### How to complete this task
When you find the word "Studies" in a line of the entries, please copy the whole line.

Saved data entries

###

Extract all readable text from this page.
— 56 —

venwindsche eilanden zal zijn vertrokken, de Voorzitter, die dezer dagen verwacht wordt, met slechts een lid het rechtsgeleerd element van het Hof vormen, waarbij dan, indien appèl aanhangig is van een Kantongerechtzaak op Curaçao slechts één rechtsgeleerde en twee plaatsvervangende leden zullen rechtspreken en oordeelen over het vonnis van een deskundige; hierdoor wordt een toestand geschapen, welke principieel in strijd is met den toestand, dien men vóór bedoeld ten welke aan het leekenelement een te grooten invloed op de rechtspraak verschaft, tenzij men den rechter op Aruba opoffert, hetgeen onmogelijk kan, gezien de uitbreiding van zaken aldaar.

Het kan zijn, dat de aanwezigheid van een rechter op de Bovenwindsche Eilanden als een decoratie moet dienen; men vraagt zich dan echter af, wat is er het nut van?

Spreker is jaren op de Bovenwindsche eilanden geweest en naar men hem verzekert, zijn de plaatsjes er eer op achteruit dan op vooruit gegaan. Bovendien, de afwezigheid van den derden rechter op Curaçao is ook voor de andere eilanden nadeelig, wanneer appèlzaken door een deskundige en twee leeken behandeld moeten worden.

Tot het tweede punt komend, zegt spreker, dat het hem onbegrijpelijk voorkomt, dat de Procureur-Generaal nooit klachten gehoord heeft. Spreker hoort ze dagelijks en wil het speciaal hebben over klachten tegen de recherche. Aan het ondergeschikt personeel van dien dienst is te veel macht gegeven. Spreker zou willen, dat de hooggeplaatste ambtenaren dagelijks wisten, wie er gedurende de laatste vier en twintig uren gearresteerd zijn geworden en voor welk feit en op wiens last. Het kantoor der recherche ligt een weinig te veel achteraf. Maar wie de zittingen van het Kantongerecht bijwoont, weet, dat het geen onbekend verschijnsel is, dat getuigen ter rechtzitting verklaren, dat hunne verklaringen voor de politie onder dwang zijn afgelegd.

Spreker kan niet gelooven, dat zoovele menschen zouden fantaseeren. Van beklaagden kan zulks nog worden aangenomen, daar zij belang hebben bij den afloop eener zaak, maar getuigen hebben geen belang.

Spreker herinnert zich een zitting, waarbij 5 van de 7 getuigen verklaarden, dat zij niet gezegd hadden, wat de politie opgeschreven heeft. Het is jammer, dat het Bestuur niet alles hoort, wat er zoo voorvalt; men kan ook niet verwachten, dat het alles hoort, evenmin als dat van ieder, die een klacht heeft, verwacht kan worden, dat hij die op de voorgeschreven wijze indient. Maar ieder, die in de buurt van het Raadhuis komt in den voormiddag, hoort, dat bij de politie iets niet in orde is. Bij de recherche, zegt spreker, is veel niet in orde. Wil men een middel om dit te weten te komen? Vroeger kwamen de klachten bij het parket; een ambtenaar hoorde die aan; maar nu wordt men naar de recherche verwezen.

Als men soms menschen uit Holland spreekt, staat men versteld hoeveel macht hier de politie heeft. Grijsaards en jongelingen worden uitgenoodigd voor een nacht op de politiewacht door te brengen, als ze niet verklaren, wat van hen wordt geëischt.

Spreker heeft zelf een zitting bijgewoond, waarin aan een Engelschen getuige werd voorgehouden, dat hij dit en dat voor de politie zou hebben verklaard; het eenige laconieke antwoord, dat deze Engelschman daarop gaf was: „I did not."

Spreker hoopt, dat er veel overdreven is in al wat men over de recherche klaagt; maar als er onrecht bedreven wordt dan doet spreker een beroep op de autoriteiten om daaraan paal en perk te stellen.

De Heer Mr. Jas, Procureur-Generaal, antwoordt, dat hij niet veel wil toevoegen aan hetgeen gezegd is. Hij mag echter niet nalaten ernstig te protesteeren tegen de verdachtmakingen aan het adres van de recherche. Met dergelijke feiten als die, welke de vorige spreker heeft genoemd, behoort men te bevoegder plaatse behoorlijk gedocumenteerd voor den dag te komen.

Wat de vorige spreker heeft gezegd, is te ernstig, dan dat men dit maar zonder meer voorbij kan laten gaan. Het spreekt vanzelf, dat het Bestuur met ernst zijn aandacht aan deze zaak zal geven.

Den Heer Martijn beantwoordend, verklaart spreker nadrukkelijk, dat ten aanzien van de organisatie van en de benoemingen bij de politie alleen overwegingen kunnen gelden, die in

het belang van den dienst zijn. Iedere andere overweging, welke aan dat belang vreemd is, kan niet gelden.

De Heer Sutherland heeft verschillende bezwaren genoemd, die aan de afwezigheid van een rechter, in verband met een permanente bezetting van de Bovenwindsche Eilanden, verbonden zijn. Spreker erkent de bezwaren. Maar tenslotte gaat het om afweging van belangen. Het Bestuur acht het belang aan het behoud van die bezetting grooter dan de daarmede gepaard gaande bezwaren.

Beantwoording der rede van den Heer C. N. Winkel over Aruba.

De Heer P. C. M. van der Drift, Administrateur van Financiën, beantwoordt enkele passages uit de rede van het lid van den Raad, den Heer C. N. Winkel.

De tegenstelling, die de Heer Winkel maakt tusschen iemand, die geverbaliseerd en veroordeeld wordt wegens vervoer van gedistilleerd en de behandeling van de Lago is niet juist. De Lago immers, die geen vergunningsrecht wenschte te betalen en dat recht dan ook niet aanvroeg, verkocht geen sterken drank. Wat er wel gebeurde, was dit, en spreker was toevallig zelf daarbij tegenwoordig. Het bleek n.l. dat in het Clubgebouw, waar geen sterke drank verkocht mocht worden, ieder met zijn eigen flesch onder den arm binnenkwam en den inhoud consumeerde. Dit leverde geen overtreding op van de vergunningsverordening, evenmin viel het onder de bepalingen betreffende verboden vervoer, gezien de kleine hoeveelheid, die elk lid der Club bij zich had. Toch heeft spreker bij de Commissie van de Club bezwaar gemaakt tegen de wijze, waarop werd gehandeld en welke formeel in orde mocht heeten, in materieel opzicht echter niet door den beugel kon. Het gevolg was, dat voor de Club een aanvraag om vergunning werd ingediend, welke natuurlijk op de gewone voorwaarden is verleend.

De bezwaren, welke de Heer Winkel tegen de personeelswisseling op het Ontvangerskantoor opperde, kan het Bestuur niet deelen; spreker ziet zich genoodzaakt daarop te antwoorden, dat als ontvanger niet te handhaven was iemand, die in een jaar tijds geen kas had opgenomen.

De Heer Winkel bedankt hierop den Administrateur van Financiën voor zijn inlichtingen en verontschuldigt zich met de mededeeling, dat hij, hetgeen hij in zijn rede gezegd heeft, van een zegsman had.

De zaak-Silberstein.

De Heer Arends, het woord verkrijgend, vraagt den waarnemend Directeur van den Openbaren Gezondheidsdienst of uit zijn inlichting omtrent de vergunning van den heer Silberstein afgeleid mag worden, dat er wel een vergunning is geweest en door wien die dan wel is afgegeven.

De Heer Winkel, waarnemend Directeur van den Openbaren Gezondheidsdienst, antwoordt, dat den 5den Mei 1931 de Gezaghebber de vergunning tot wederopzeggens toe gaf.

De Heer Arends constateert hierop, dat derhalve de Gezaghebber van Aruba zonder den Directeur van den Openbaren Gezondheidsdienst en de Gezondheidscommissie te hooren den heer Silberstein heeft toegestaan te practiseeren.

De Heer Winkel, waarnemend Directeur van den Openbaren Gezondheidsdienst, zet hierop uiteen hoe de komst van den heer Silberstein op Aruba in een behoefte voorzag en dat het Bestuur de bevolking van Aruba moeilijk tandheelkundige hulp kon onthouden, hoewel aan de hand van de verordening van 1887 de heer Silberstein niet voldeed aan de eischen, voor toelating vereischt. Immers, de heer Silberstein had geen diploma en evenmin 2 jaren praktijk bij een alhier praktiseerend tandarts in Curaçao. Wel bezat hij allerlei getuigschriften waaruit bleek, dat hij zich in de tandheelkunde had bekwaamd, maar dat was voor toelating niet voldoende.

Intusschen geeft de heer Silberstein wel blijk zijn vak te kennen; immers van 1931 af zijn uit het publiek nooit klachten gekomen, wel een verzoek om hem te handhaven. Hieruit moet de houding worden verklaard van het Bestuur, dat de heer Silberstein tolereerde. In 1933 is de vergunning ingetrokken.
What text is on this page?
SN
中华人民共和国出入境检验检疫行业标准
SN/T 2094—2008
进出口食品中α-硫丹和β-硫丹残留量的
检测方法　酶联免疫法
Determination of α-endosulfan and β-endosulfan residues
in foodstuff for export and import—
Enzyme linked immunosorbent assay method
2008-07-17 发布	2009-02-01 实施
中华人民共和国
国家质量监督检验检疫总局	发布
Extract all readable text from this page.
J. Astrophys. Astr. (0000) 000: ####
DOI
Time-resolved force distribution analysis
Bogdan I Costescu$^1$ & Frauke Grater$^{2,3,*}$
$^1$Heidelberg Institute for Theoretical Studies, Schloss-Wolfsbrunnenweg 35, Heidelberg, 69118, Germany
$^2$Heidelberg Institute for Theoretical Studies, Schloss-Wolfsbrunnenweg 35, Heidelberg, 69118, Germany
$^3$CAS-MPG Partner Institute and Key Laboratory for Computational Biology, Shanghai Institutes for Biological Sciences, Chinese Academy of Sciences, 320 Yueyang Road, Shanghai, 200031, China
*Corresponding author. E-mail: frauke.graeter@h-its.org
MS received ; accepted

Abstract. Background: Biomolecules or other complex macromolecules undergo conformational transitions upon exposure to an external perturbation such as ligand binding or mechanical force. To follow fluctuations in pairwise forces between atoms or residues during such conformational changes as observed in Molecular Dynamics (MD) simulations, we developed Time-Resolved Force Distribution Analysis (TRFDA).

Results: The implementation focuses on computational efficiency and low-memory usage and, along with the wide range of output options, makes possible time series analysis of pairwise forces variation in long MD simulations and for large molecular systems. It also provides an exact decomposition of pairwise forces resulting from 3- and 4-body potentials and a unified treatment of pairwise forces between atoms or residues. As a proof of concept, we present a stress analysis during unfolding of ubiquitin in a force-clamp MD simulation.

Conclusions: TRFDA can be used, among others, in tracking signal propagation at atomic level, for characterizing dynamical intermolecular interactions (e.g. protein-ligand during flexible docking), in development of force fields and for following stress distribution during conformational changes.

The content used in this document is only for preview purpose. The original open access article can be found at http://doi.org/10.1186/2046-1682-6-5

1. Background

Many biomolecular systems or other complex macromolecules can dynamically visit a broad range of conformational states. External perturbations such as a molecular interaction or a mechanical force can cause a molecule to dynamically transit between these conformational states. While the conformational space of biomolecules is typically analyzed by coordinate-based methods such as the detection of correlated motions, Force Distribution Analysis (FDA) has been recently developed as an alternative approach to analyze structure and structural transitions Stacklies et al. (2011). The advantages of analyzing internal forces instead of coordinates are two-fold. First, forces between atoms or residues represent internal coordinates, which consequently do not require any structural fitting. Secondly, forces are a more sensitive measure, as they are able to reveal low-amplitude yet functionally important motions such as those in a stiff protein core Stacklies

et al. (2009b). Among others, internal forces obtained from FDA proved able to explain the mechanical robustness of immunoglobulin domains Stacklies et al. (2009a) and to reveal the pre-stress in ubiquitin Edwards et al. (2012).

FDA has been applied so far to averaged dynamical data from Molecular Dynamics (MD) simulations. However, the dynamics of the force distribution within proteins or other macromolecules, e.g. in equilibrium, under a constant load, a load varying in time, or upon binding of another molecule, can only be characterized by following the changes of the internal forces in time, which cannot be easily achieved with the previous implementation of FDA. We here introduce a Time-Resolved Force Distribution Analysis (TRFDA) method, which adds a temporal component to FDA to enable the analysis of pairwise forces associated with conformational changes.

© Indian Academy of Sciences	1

###

### Expected output
$^1$Heidelberg Institute for Theoretical Studies, Schloss-Wolfsbrunnenweg 35, Heidelberg, 69118, Germany
$^2$Heidelberg Institute for Theoretical Studies, Schloss-Wolfsbrunnenweg 35, Heidelberg, 69118, Germany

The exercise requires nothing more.